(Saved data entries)
-- Begin --
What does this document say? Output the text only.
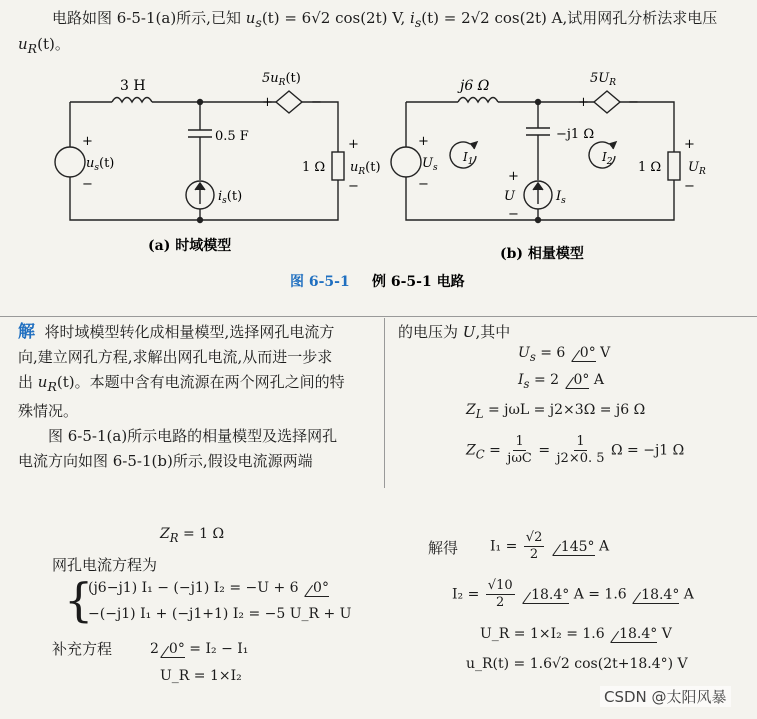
电路如图 6-5-1(a)所示,已知 $u_s(t) = 6√2$ cos(2t) V, $i_s(t) = 2√2$ cos(2t) A,试用网孔分析法求电压
$u_R(t)$。
3 H	$5u_R(t)$
+	−
0.5 F
$i_s(t)$
$u_s(t)$
+
−
1 Ω $u_R(t)$
+
−
(a) 时域模型
j6 Ω	$5U_R$
+	−
−j1 Ω
$I_s$
U
+
−
$U_s$
+
−
$I_1$	$I_2$ 1 Ω $U_R$
+
−
(b) 相量模型
图 6-5-1 例 6-5-1 电路
解 将时域模型转化成相量模型,选择网孔电流方
向,建立网孔方程,求解出网孔电流,从而进一步求
出 $u_R(t)$。本题中含有电流源在两个网孔之间的特
殊情况。
图 6-5-1(a)所示电路的相量模型及选择网孔
电流方向如图 6-5-1(b)所示,假设电流源两端
的电压为 U,其中
$U_s = 6$ 0° V
$I_s = 2$ 0° A
$Z_L = j\omega L = j2\times 3\Omega = j6$ Ω
$Z_C = \frac{1}{\text{jωC}} = \frac{1}{j2\times 0. 5}$ Ω = −j1 Ω
$Z_R = 1$ Ω
网孔电流方程为
{
(j6−j1) I₁ − (−j1) I₂ = −U + 6 0°
−(−j1) I₁ + (−j1+1) I₂ = −5 U_R + U
补充方程	2 0° = I₂ − I₁
U_R = 1×I₂
解得 $I_1 = \frac{√2}{2} 145^\circ$ A
$I_2 = \frac{√10}{2} 18.4^\circ$ A = 1.6 18.4° A
U_R = 1×I₂ = 1.6 18.4° V
u_R(t) = 1.6√2 cos(2t+18.4°) V
CSDN @太阳风暴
-- End --
--- Given task ---
All of the lines above should be printed exactly, minus the pictures.

--- Written solution ---
What does this document say? Output the text only.
电路如图 6-5-1(a)所示,已知 $u_s(t) = 6√2$ cos(2t) V, $i_s(t) = 2√2$ cos(2t) A,试用网孔分析法求电压
$u_R(t)$。
3 H	$5u_R(t)$
+	−
0.5 F
$i_s(t)$
$u_s(t)$
+
−
1 Ω $u_R(t)$
+
−
(a) 时域模型
j6 Ω	$5U_R$
+	−
−j1 Ω
$I_s$
U
+
−
$U_s$
+
−
$I_1$	$I_2$ 1 Ω $U_R$
+
−
(b) 相量模型
图 6-5-1 例 6-5-1 电路
解 将时域模型转化成相量模型,选择网孔电流方
向,建立网孔方程,求解出网孔电流,从而进一步求
出 $u_R(t)$。本题中含有电流源在两个网孔之间的特
殊情况。
图 6-5-1(a)所示电路的相量模型及选择网孔
电流方向如图 6-5-1(b)所示,假设电流源两端
的电压为 U,其中
$U_s = 6$ 0° V
$I_s = 2$ 0° A
$Z_L = j\omega L = j2\times 3\Omega = j6$ Ω
$Z_C = \frac{1}{\text{jωC}} = \frac{1}{j2\times 0. 5}$ Ω = −j1 Ω
$Z_R = 1$ Ω
网孔电流方程为
{
(j6−j1) I₁ − (−j1) I₂ = −U + 6 0°
−(−j1) I₁ + (−j1+1) I₂ = −5 U_R + U
补充方程	2 0° = I₂ − I₁
U_R = 1×I₂
解得 $I_1 = \frac{√2}{2} 145^\circ$ A
$I_2 = \frac{√10}{2} 18.4^\circ$ A = 1.6 18.4° A
U_R = 1×I₂ = 1.6 18.4° V
u_R(t) = 1.6√2 cos(2t+18.4°) V
CSDN @太阳风暴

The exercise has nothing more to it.